+++ RECORDS SUPPLIED +++
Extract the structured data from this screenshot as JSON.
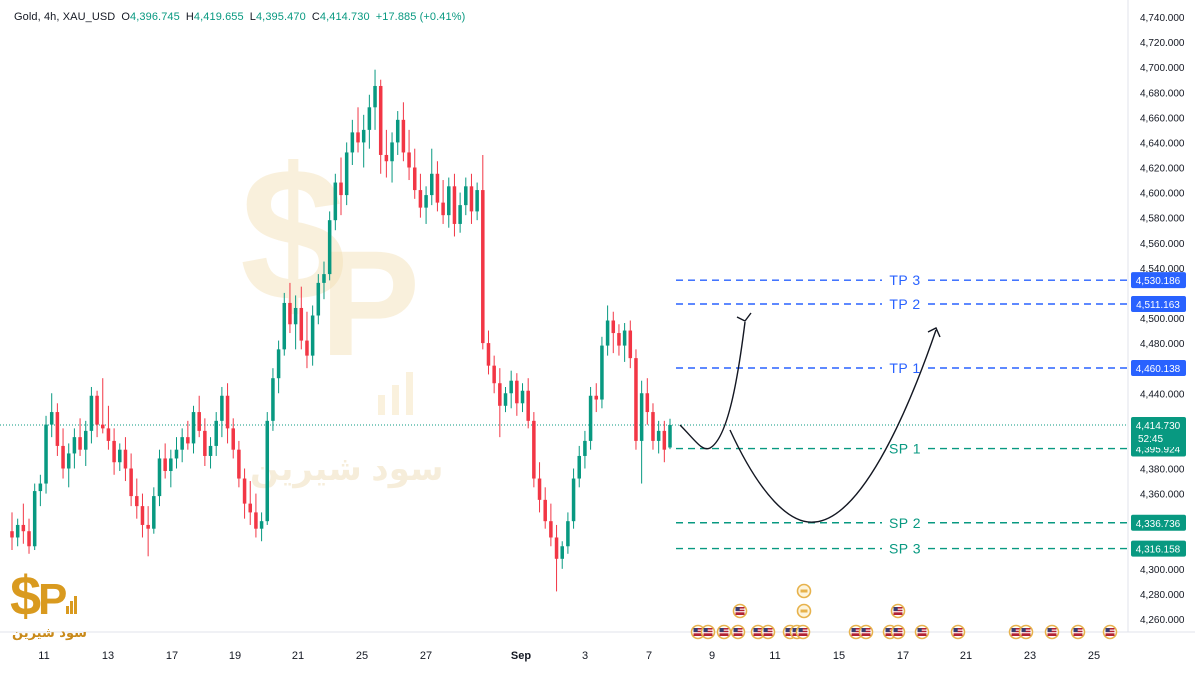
{
  "legend": {
    "symbol": "Gold, 4h, XAU_USD",
    "o_label": "O",
    "o_value": "4,396.745",
    "h_label": "H",
    "h_value": "4,419.655",
    "l_label": "L",
    "l_value": "4,395.470",
    "c_label": "C",
    "c_value": "4,414.730",
    "change": "+17.885 (+0.41%)"
  },
  "watermark": {
    "text": "سود شیرین"
  },
  "chart_data": {
    "type": "candlestick",
    "y_ticks": [
      4260,
      4280,
      4300,
      4320,
      4340,
      4360,
      4380,
      4400,
      4420,
      4440,
      4460,
      4480,
      4500,
      4520,
      4540,
      4560,
      4580,
      4600,
      4620,
      4640,
      4660,
      4680,
      4700,
      4720,
      4740
    ],
    "y_tick_labels": [
      "4,260.000",
      "4,280.000",
      "4,300.000",
      "4,320.000",
      "4,340.000",
      "4,360.000",
      "4,380.000",
      "4,400.000",
      "4,420.000",
      "4,440.000",
      "4,460.000",
      "4,480.000",
      "4,500.000",
      "4,520.000",
      "4,540.000",
      "4,560.000",
      "4,580.000",
      "4,600.000",
      "4,620.000",
      "4,640.000",
      "4,660.000",
      "4,680.000",
      "4,700.000",
      "4,720.000",
      "4,740.000"
    ],
    "ylim": [
      4240,
      4750
    ],
    "x_labels": [
      "11",
      "13",
      "17",
      "19",
      "21",
      "25",
      "27",
      "Sep",
      "3",
      "7",
      "9",
      "11",
      "15",
      "17",
      "21",
      "23",
      "25"
    ],
    "current_price": {
      "value": 4414.73,
      "label": "4,414.730",
      "countdown": "52:45",
      "color": "#089981"
    },
    "levels": [
      {
        "name": "TP 3",
        "value": 4530.186,
        "label": "4,530.186",
        "color": "#2962ff"
      },
      {
        "name": "TP 2",
        "value": 4511.163,
        "label": "4,511.163",
        "color": "#2962ff"
      },
      {
        "name": "TP 1",
        "value": 4460.138,
        "label": "4,460.138",
        "color": "#2962ff"
      },
      {
        "name": "SP 1",
        "value": 4395.924,
        "label": "4,395.924",
        "color": "#089981"
      },
      {
        "name": "SP 2",
        "value": 4336.736,
        "label": "4,336.736",
        "color": "#089981"
      },
      {
        "name": "SP 3",
        "value": 4316.158,
        "label": "4,316.158",
        "color": "#089981"
      }
    ],
    "candles": [
      [
        4330,
        4345,
        4315,
        4325
      ],
      [
        4325,
        4340,
        4318,
        4335
      ],
      [
        4335,
        4352,
        4320,
        4330
      ],
      [
        4330,
        4340,
        4312,
        4318
      ],
      [
        4318,
        4368,
        4315,
        4362
      ],
      [
        4362,
        4375,
        4350,
        4368
      ],
      [
        4368,
        4422,
        4360,
        4415
      ],
      [
        4415,
        4440,
        4405,
        4425
      ],
      [
        4425,
        4432,
        4390,
        4398
      ],
      [
        4398,
        4412,
        4372,
        4380
      ],
      [
        4380,
        4400,
        4365,
        4392
      ],
      [
        4392,
        4412,
        4380,
        4405
      ],
      [
        4405,
        4420,
        4390,
        4395
      ],
      [
        4395,
        4418,
        4382,
        4410
      ],
      [
        4410,
        4445,
        4400,
        4438
      ],
      [
        4438,
        4442,
        4405,
        4415
      ],
      [
        4415,
        4452,
        4408,
        4412
      ],
      [
        4412,
        4430,
        4395,
        4402
      ],
      [
        4402,
        4412,
        4375,
        4385
      ],
      [
        4385,
        4400,
        4378,
        4395
      ],
      [
        4395,
        4405,
        4370,
        4380
      ],
      [
        4380,
        4392,
        4350,
        4358
      ],
      [
        4358,
        4372,
        4340,
        4350
      ],
      [
        4350,
        4360,
        4325,
        4335
      ],
      [
        4335,
        4350,
        4310,
        4332
      ],
      [
        4332,
        4365,
        4328,
        4358
      ],
      [
        4358,
        4395,
        4350,
        4388
      ],
      [
        4388,
        4400,
        4372,
        4378
      ],
      [
        4378,
        4395,
        4365,
        4388
      ],
      [
        4388,
        4405,
        4380,
        4395
      ],
      [
        4395,
        4412,
        4385,
        4405
      ],
      [
        4405,
        4418,
        4395,
        4400
      ],
      [
        4400,
        4430,
        4392,
        4425
      ],
      [
        4425,
        4438,
        4405,
        4410
      ],
      [
        4410,
        4420,
        4382,
        4390
      ],
      [
        4390,
        4405,
        4380,
        4398
      ],
      [
        4398,
        4425,
        4390,
        4418
      ],
      [
        4418,
        4445,
        4405,
        4438
      ],
      [
        4438,
        4448,
        4400,
        4412
      ],
      [
        4412,
        4420,
        4388,
        4395
      ],
      [
        4395,
        4402,
        4365,
        4372
      ],
      [
        4372,
        4380,
        4340,
        4352
      ],
      [
        4352,
        4370,
        4335,
        4345
      ],
      [
        4345,
        4360,
        4325,
        4332
      ],
      [
        4332,
        4345,
        4322,
        4338
      ],
      [
        4338,
        4425,
        4335,
        4418
      ],
      [
        4418,
        4460,
        4410,
        4452
      ],
      [
        4452,
        4482,
        4440,
        4475
      ],
      [
        4475,
        4520,
        4470,
        4512
      ],
      [
        4512,
        4528,
        4488,
        4495
      ],
      [
        4495,
        4518,
        4475,
        4508
      ],
      [
        4508,
        4525,
        4475,
        4482
      ],
      [
        4482,
        4505,
        4460,
        4470
      ],
      [
        4470,
        4510,
        4462,
        4502
      ],
      [
        4502,
        4535,
        4495,
        4528
      ],
      [
        4528,
        4545,
        4515,
        4535
      ],
      [
        4535,
        4585,
        4530,
        4578
      ],
      [
        4578,
        4615,
        4570,
        4608
      ],
      [
        4608,
        4628,
        4582,
        4598
      ],
      [
        4598,
        4640,
        4590,
        4632
      ],
      [
        4632,
        4658,
        4622,
        4648
      ],
      [
        4648,
        4668,
        4632,
        4640
      ],
      [
        4640,
        4662,
        4620,
        4650
      ],
      [
        4650,
        4678,
        4635,
        4668
      ],
      [
        4668,
        4698,
        4650,
        4685
      ],
      [
        4685,
        4690,
        4615,
        4630
      ],
      [
        4630,
        4650,
        4612,
        4625
      ],
      [
        4625,
        4648,
        4608,
        4640
      ],
      [
        4640,
        4665,
        4630,
        4658
      ],
      [
        4658,
        4672,
        4625,
        4632
      ],
      [
        4632,
        4650,
        4610,
        4620
      ],
      [
        4620,
        4635,
        4595,
        4602
      ],
      [
        4602,
        4615,
        4580,
        4588
      ],
      [
        4588,
        4605,
        4575,
        4598
      ],
      [
        4598,
        4635,
        4590,
        4615
      ],
      [
        4615,
        4625,
        4585,
        4592
      ],
      [
        4592,
        4610,
        4575,
        4582
      ],
      [
        4582,
        4612,
        4572,
        4605
      ],
      [
        4605,
        4615,
        4565,
        4575
      ],
      [
        4575,
        4600,
        4568,
        4590
      ],
      [
        4590,
        4612,
        4582,
        4605
      ],
      [
        4605,
        4615,
        4575,
        4585
      ],
      [
        4585,
        4608,
        4578,
        4602
      ],
      [
        4602,
        4630,
        4475,
        4480
      ],
      [
        4480,
        4490,
        4455,
        4462
      ],
      [
        4462,
        4470,
        4440,
        4448
      ],
      [
        4448,
        4460,
        4405,
        4430
      ],
      [
        4430,
        4445,
        4425,
        4440
      ],
      [
        4440,
        4458,
        4428,
        4450
      ],
      [
        4450,
        4456,
        4422,
        4432
      ],
      [
        4432,
        4448,
        4425,
        4442
      ],
      [
        4442,
        4452,
        4412,
        4418
      ],
      [
        4418,
        4425,
        4365,
        4372
      ],
      [
        4372,
        4385,
        4345,
        4355
      ],
      [
        4355,
        4365,
        4332,
        4338
      ],
      [
        4338,
        4352,
        4318,
        4325
      ],
      [
        4325,
        4335,
        4282,
        4308
      ],
      [
        4308,
        4322,
        4300,
        4318
      ],
      [
        4318,
        4345,
        4312,
        4338
      ],
      [
        4338,
        4380,
        4332,
        4372
      ],
      [
        4372,
        4398,
        4365,
        4390
      ],
      [
        4390,
        4410,
        4380,
        4402
      ],
      [
        4402,
        4445,
        4395,
        4438
      ],
      [
        4438,
        4448,
        4425,
        4435
      ],
      [
        4435,
        4485,
        4428,
        4478
      ],
      [
        4478,
        4510,
        4470,
        4498
      ],
      [
        4498,
        4505,
        4472,
        4488
      ],
      [
        4488,
        4495,
        4470,
        4478
      ],
      [
        4478,
        4496,
        4465,
        4490
      ],
      [
        4490,
        4498,
        4460,
        4468
      ],
      [
        4468,
        4475,
        4395,
        4402
      ],
      [
        4402,
        4450,
        4368,
        4440
      ],
      [
        4440,
        4452,
        4415,
        4425
      ],
      [
        4425,
        4432,
        4395,
        4402
      ],
      [
        4402,
        4418,
        4392,
        4410
      ],
      [
        4410,
        4418,
        4385,
        4395
      ],
      [
        4396.745,
        4419.655,
        4395.47,
        4414.73
      ]
    ]
  }
}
+++
THE REQUEST:
Only a number is wanted: how many lines contain "name"?

FINAL RESULT:
6